→ **TASK BRIEF**
Can you write out all the lines word for word, with no pictures?
——————————
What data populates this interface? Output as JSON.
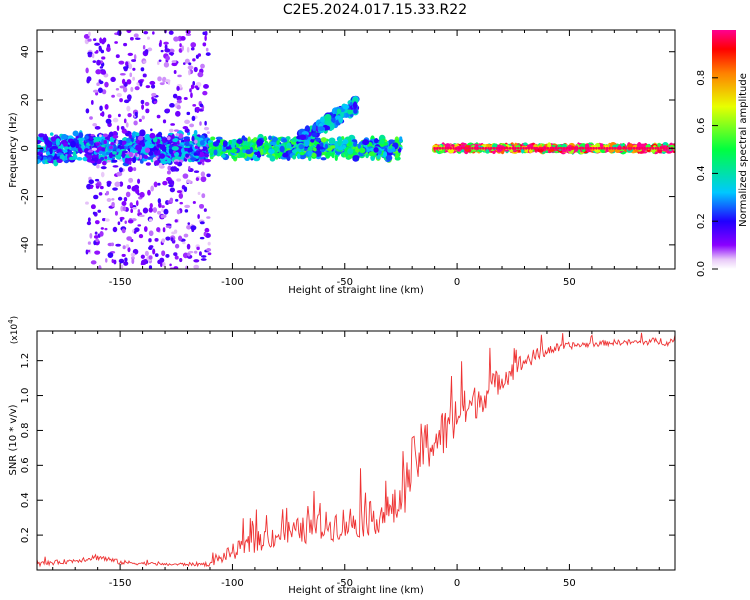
{
  "title": "C2E5.2024.017.15.33.R22",
  "chart_data": [
    {
      "type": "heatmap",
      "xlabel": "Height of straight line (km)",
      "ylabel": "Frequency (Hz)",
      "xlim": [
        -187,
        97
      ],
      "ylim": [
        -50,
        49
      ],
      "x_ticks": [
        "-150",
        "-100",
        "-50",
        "0",
        "50"
      ],
      "x_tick_values": [
        -150,
        -100,
        -50,
        0,
        50
      ],
      "y_ticks": [
        "-40",
        "-20",
        "0",
        "20",
        "40"
      ],
      "y_tick_values": [
        -40,
        -20,
        0,
        20,
        40
      ],
      "colorbar": {
        "label": "Normalized spectral amplitude",
        "range": [
          0,
          1
        ],
        "ticks": [
          "0.0",
          "0.2",
          "0.4",
          "0.6",
          "0.8"
        ],
        "tick_values": [
          0.0,
          0.2,
          0.4,
          0.6,
          0.8
        ],
        "colormap": "rainbow"
      },
      "features": [
        {
          "region": "noisy dispersed band",
          "x_range": [
            -187,
            -110
          ],
          "freq_center": 0,
          "freq_halfwidth": 5,
          "amplitude": 0.3
        },
        {
          "region": "scattered vertical streaks",
          "x_range": [
            -165,
            -110
          ],
          "freq_range": [
            -50,
            49
          ],
          "amplitude": 0.12
        },
        {
          "region": "narrowing band",
          "x_range": [
            -110,
            -25
          ],
          "freq_center": 0,
          "freq_halfwidth": 3.5,
          "amplitude": 0.45
        },
        {
          "region": "rising branch",
          "x_range": [
            -70,
            -45
          ],
          "freq_end": 18,
          "amplitude": 0.3
        },
        {
          "region": "strong line",
          "x_range": [
            -10,
            97
          ],
          "freq_center": 0,
          "freq_halfwidth": 1,
          "amplitude": 0.95
        }
      ]
    },
    {
      "type": "line",
      "xlabel": "Height of straight line (km)",
      "ylabel": "SNR (10 * v/v)",
      "y_multiplier": "(x10",
      "y_multiplier_exp": "4",
      "y_multiplier_close": ")",
      "xlim": [
        -187,
        97
      ],
      "ylim": [
        0,
        13700
      ],
      "x_ticks": [
        "-150",
        "-100",
        "-50",
        "0",
        "50"
      ],
      "x_tick_values": [
        -150,
        -100,
        -50,
        0,
        50
      ],
      "y_ticks": [
        "0.2",
        "0.4",
        "0.6",
        "0.8",
        "1.0",
        "1.2"
      ],
      "y_tick_values": [
        2000,
        4000,
        6000,
        8000,
        10000,
        12000
      ],
      "series": [
        {
          "color": "#ee3333",
          "x": [
            -187,
            -170,
            -160,
            -150,
            -130,
            -110,
            -100,
            -90,
            -80,
            -70,
            -60,
            -50,
            -40,
            -30,
            -25,
            -20,
            -15,
            -10,
            -5,
            0,
            5,
            10,
            20,
            30,
            40,
            50,
            60,
            70,
            80,
            90,
            97
          ],
          "values": [
            300,
            500,
            700,
            400,
            300,
            300,
            900,
            1400,
            1800,
            2000,
            2200,
            2400,
            2600,
            3000,
            3500,
            5500,
            6500,
            7000,
            7500,
            8500,
            9000,
            9500,
            10800,
            11800,
            12500,
            12800,
            12900,
            13000,
            13000,
            13050,
            13000
          ],
          "noise": [
            200,
            200,
            300,
            200,
            100,
            200,
            700,
            900,
            1100,
            1200,
            1300,
            1500,
            1500,
            1600,
            1800,
            2500,
            2500,
            2200,
            2200,
            2200,
            1600,
            1500,
            1100,
            800,
            500,
            300,
            250,
            250,
            250,
            350,
            400
          ]
        }
      ]
    }
  ]
}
——————————
→ **WRITTEN REPLY**
What data populates this interface? Output as JSON.
{
  "title": "C2E5.2024.017.15.33.R22",
  "chart_data": [
    {
      "type": "heatmap",
      "xlabel": "Height of straight line (km)",
      "ylabel": "Frequency (Hz)",
      "xlim": [
        -187,
        97
      ],
      "ylim": [
        -50,
        49
      ],
      "x_ticks": [
        "-150",
        "-100",
        "-50",
        "0",
        "50"
      ],
      "x_tick_values": [
        -150,
        -100,
        -50,
        0,
        50
      ],
      "y_ticks": [
        "-40",
        "-20",
        "0",
        "20",
        "40"
      ],
      "y_tick_values": [
        -40,
        -20,
        0,
        20,
        40
      ],
      "colorbar": {
        "label": "Normalized spectral amplitude",
        "range": [
          0,
          1
        ],
        "ticks": [
          "0.0",
          "0.2",
          "0.4",
          "0.6",
          "0.8"
        ],
        "tick_values": [
          0.0,
          0.2,
          0.4,
          0.6,
          0.8
        ],
        "colormap": "rainbow"
      },
      "features": [
        {
          "region": "noisy dispersed band",
          "x_range": [
            -187,
            -110
          ],
          "freq_center": 0,
          "freq_halfwidth": 5,
          "amplitude": 0.3
        },
        {
          "region": "scattered vertical streaks",
          "x_range": [
            -165,
            -110
          ],
          "freq_range": [
            -50,
            49
          ],
          "amplitude": 0.12
        },
        {
          "region": "narrowing band",
          "x_range": [
            -110,
            -25
          ],
          "freq_center": 0,
          "freq_halfwidth": 3.5,
          "amplitude": 0.45
        },
        {
          "region": "rising branch",
          "x_range": [
            -70,
            -45
          ],
          "freq_end": 18,
          "amplitude": 0.3
        },
        {
          "region": "strong line",
          "x_range": [
            -10,
            97
          ],
          "freq_center": 0,
          "freq_halfwidth": 1,
          "amplitude": 0.95
        }
      ]
    },
    {
      "type": "line",
      "xlabel": "Height of straight line (km)",
      "ylabel": "SNR (10 * v/v)",
      "y_multiplier": "(x10",
      "y_multiplier_exp": "4",
      "y_multiplier_close": ")",
      "xlim": [
        -187,
        97
      ],
      "ylim": [
        0,
        13700
      ],
      "x_ticks": [
        "-150",
        "-100",
        "-50",
        "0",
        "50"
      ],
      "x_tick_values": [
        -150,
        -100,
        -50,
        0,
        50
      ],
      "y_ticks": [
        "0.2",
        "0.4",
        "0.6",
        "0.8",
        "1.0",
        "1.2"
      ],
      "y_tick_values": [
        2000,
        4000,
        6000,
        8000,
        10000,
        12000
      ],
      "series": [
        {
          "color": "#ee3333",
          "x": [
            -187,
            -170,
            -160,
            -150,
            -130,
            -110,
            -100,
            -90,
            -80,
            -70,
            -60,
            -50,
            -40,
            -30,
            -25,
            -20,
            -15,
            -10,
            -5,
            0,
            5,
            10,
            20,
            30,
            40,
            50,
            60,
            70,
            80,
            90,
            97
          ],
          "values": [
            300,
            500,
            700,
            400,
            300,
            300,
            900,
            1400,
            1800,
            2000,
            2200,
            2400,
            2600,
            3000,
            3500,
            5500,
            6500,
            7000,
            7500,
            8500,
            9000,
            9500,
            10800,
            11800,
            12500,
            12800,
            12900,
            13000,
            13000,
            13050,
            13000
          ],
          "noise": [
            200,
            200,
            300,
            200,
            100,
            200,
            700,
            900,
            1100,
            1200,
            1300,
            1500,
            1500,
            1600,
            1800,
            2500,
            2500,
            2200,
            2200,
            2200,
            1600,
            1500,
            1100,
            800,
            500,
            300,
            250,
            250,
            250,
            350,
            400
          ]
        }
      ]
    }
  ]
}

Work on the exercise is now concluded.